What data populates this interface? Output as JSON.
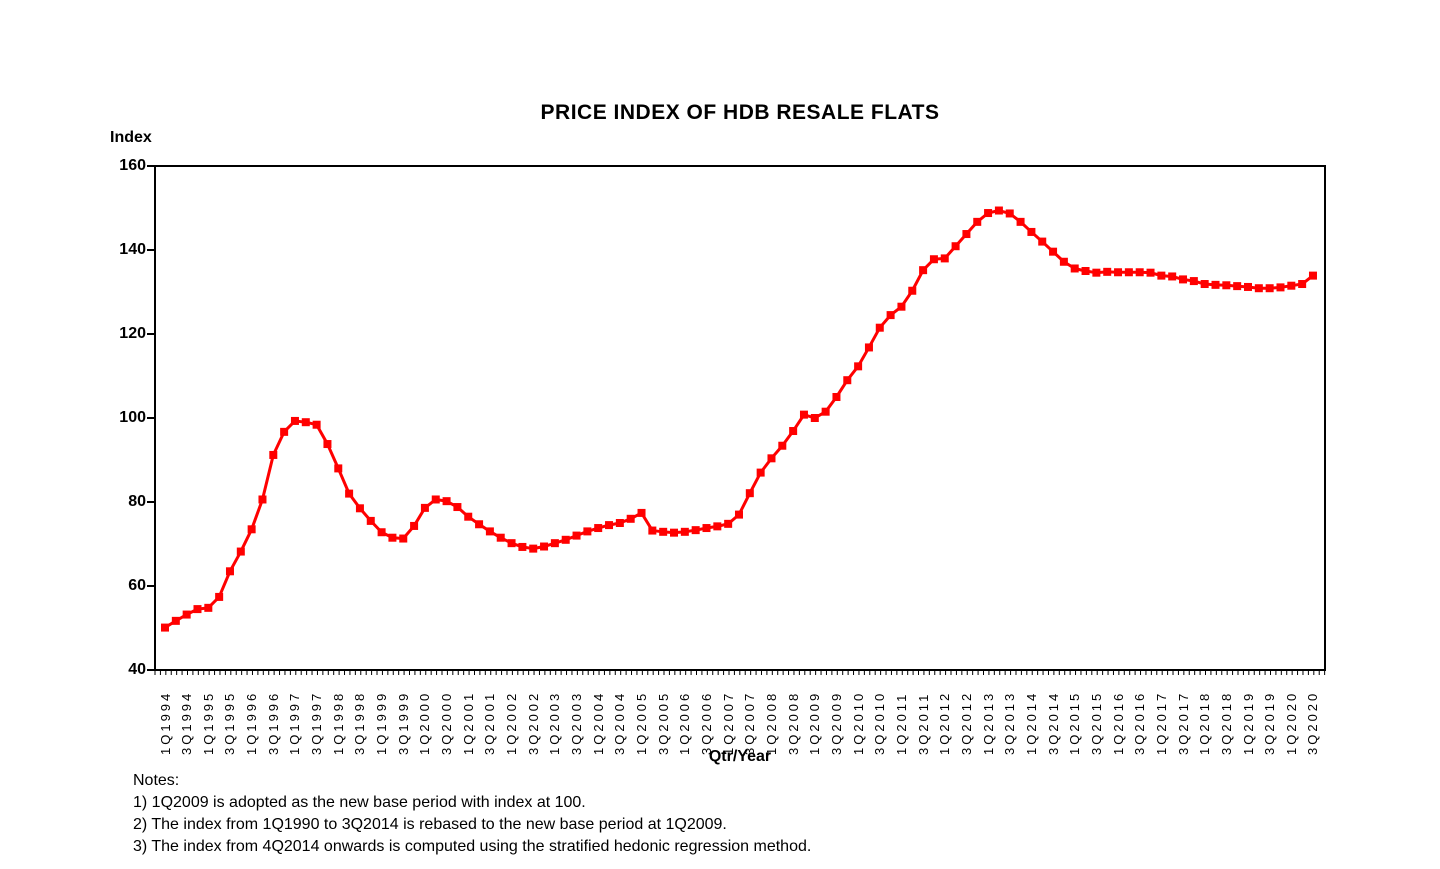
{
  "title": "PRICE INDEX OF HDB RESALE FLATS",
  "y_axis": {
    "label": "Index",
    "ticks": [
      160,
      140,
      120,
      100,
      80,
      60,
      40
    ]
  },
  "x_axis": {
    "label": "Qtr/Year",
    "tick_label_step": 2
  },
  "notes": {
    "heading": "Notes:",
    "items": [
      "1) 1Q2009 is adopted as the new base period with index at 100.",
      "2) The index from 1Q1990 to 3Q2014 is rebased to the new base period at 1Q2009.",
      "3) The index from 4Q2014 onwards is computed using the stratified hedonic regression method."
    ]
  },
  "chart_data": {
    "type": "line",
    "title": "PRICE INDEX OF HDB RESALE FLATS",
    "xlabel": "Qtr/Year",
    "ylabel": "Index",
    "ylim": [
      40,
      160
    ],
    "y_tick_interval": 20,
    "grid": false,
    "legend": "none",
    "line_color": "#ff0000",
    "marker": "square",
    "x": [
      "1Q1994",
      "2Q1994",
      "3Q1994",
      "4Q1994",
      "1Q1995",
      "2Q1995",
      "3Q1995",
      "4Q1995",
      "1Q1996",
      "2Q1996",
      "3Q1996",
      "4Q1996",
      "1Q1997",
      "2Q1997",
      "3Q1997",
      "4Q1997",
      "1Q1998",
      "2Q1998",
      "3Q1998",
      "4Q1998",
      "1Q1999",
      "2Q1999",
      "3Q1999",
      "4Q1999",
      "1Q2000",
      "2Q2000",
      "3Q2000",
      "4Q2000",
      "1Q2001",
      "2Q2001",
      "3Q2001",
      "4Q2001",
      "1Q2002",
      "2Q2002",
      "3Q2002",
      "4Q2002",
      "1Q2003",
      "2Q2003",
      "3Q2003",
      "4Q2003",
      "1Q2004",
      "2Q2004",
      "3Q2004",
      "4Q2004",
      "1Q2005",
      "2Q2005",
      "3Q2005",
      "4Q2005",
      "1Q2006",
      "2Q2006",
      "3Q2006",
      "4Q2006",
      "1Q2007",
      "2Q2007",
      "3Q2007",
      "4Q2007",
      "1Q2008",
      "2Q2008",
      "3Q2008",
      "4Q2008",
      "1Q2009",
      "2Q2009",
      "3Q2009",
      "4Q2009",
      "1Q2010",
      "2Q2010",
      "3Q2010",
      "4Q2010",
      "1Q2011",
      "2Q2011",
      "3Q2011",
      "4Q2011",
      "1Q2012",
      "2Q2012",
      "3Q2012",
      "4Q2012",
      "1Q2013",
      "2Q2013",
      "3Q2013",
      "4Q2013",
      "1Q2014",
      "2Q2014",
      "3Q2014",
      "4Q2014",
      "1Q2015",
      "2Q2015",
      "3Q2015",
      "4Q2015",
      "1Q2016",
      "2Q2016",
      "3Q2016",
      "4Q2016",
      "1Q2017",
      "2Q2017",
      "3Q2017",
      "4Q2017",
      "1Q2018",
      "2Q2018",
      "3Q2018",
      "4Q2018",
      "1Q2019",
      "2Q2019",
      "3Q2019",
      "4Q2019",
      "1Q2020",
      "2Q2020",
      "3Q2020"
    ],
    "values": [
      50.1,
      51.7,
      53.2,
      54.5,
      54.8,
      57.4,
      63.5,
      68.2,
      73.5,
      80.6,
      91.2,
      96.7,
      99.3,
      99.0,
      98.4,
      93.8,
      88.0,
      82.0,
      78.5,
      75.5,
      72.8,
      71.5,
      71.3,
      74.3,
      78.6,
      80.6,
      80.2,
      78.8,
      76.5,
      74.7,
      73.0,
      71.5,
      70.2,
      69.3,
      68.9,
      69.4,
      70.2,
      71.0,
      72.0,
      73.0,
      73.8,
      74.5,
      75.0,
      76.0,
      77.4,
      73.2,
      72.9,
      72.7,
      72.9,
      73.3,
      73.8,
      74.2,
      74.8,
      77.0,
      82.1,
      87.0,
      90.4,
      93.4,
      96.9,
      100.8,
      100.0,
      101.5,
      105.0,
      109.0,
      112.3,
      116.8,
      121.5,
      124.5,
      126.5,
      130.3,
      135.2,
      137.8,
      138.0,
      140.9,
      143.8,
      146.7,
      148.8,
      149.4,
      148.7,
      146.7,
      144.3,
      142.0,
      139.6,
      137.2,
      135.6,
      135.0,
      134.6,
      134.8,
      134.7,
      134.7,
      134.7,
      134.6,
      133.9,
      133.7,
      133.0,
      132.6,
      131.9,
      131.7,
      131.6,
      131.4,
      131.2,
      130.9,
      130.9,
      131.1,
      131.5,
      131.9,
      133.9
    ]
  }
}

━━━━

Required task: Make an exact copy of the records shown above, without the pictures.

Completed task:
What data populates this interface? Output as JSON.
{
  "title": "PRICE INDEX OF HDB RESALE FLATS",
  "y_axis": {
    "label": "Index",
    "ticks": [
      160,
      140,
      120,
      100,
      80,
      60,
      40
    ]
  },
  "x_axis": {
    "label": "Qtr/Year",
    "tick_label_step": 2
  },
  "notes": {
    "heading": "Notes:",
    "items": [
      "1) 1Q2009 is adopted as the new base period with index at 100.",
      "2) The index from 1Q1990 to 3Q2014 is rebased to the new base period at 1Q2009.",
      "3) The index from 4Q2014 onwards is computed using the stratified hedonic regression method."
    ]
  },
  "chart_data": {
    "type": "line",
    "title": "PRICE INDEX OF HDB RESALE FLATS",
    "xlabel": "Qtr/Year",
    "ylabel": "Index",
    "ylim": [
      40,
      160
    ],
    "y_tick_interval": 20,
    "grid": false,
    "legend": "none",
    "line_color": "#ff0000",
    "marker": "square",
    "x": [
      "1Q1994",
      "2Q1994",
      "3Q1994",
      "4Q1994",
      "1Q1995",
      "2Q1995",
      "3Q1995",
      "4Q1995",
      "1Q1996",
      "2Q1996",
      "3Q1996",
      "4Q1996",
      "1Q1997",
      "2Q1997",
      "3Q1997",
      "4Q1997",
      "1Q1998",
      "2Q1998",
      "3Q1998",
      "4Q1998",
      "1Q1999",
      "2Q1999",
      "3Q1999",
      "4Q1999",
      "1Q2000",
      "2Q2000",
      "3Q2000",
      "4Q2000",
      "1Q2001",
      "2Q2001",
      "3Q2001",
      "4Q2001",
      "1Q2002",
      "2Q2002",
      "3Q2002",
      "4Q2002",
      "1Q2003",
      "2Q2003",
      "3Q2003",
      "4Q2003",
      "1Q2004",
      "2Q2004",
      "3Q2004",
      "4Q2004",
      "1Q2005",
      "2Q2005",
      "3Q2005",
      "4Q2005",
      "1Q2006",
      "2Q2006",
      "3Q2006",
      "4Q2006",
      "1Q2007",
      "2Q2007",
      "3Q2007",
      "4Q2007",
      "1Q2008",
      "2Q2008",
      "3Q2008",
      "4Q2008",
      "1Q2009",
      "2Q2009",
      "3Q2009",
      "4Q2009",
      "1Q2010",
      "2Q2010",
      "3Q2010",
      "4Q2010",
      "1Q2011",
      "2Q2011",
      "3Q2011",
      "4Q2011",
      "1Q2012",
      "2Q2012",
      "3Q2012",
      "4Q2012",
      "1Q2013",
      "2Q2013",
      "3Q2013",
      "4Q2013",
      "1Q2014",
      "2Q2014",
      "3Q2014",
      "4Q2014",
      "1Q2015",
      "2Q2015",
      "3Q2015",
      "4Q2015",
      "1Q2016",
      "2Q2016",
      "3Q2016",
      "4Q2016",
      "1Q2017",
      "2Q2017",
      "3Q2017",
      "4Q2017",
      "1Q2018",
      "2Q2018",
      "3Q2018",
      "4Q2018",
      "1Q2019",
      "2Q2019",
      "3Q2019",
      "4Q2019",
      "1Q2020",
      "2Q2020",
      "3Q2020"
    ],
    "values": [
      50.1,
      51.7,
      53.2,
      54.5,
      54.8,
      57.4,
      63.5,
      68.2,
      73.5,
      80.6,
      91.2,
      96.7,
      99.3,
      99.0,
      98.4,
      93.8,
      88.0,
      82.0,
      78.5,
      75.5,
      72.8,
      71.5,
      71.3,
      74.3,
      78.6,
      80.6,
      80.2,
      78.8,
      76.5,
      74.7,
      73.0,
      71.5,
      70.2,
      69.3,
      68.9,
      69.4,
      70.2,
      71.0,
      72.0,
      73.0,
      73.8,
      74.5,
      75.0,
      76.0,
      77.4,
      73.2,
      72.9,
      72.7,
      72.9,
      73.3,
      73.8,
      74.2,
      74.8,
      77.0,
      82.1,
      87.0,
      90.4,
      93.4,
      96.9,
      100.8,
      100.0,
      101.5,
      105.0,
      109.0,
      112.3,
      116.8,
      121.5,
      124.5,
      126.5,
      130.3,
      135.2,
      137.8,
      138.0,
      140.9,
      143.8,
      146.7,
      148.8,
      149.4,
      148.7,
      146.7,
      144.3,
      142.0,
      139.6,
      137.2,
      135.6,
      135.0,
      134.6,
      134.8,
      134.7,
      134.7,
      134.7,
      134.6,
      133.9,
      133.7,
      133.0,
      132.6,
      131.9,
      131.7,
      131.6,
      131.4,
      131.2,
      130.9,
      130.9,
      131.1,
      131.5,
      131.9,
      133.9
    ]
  }
}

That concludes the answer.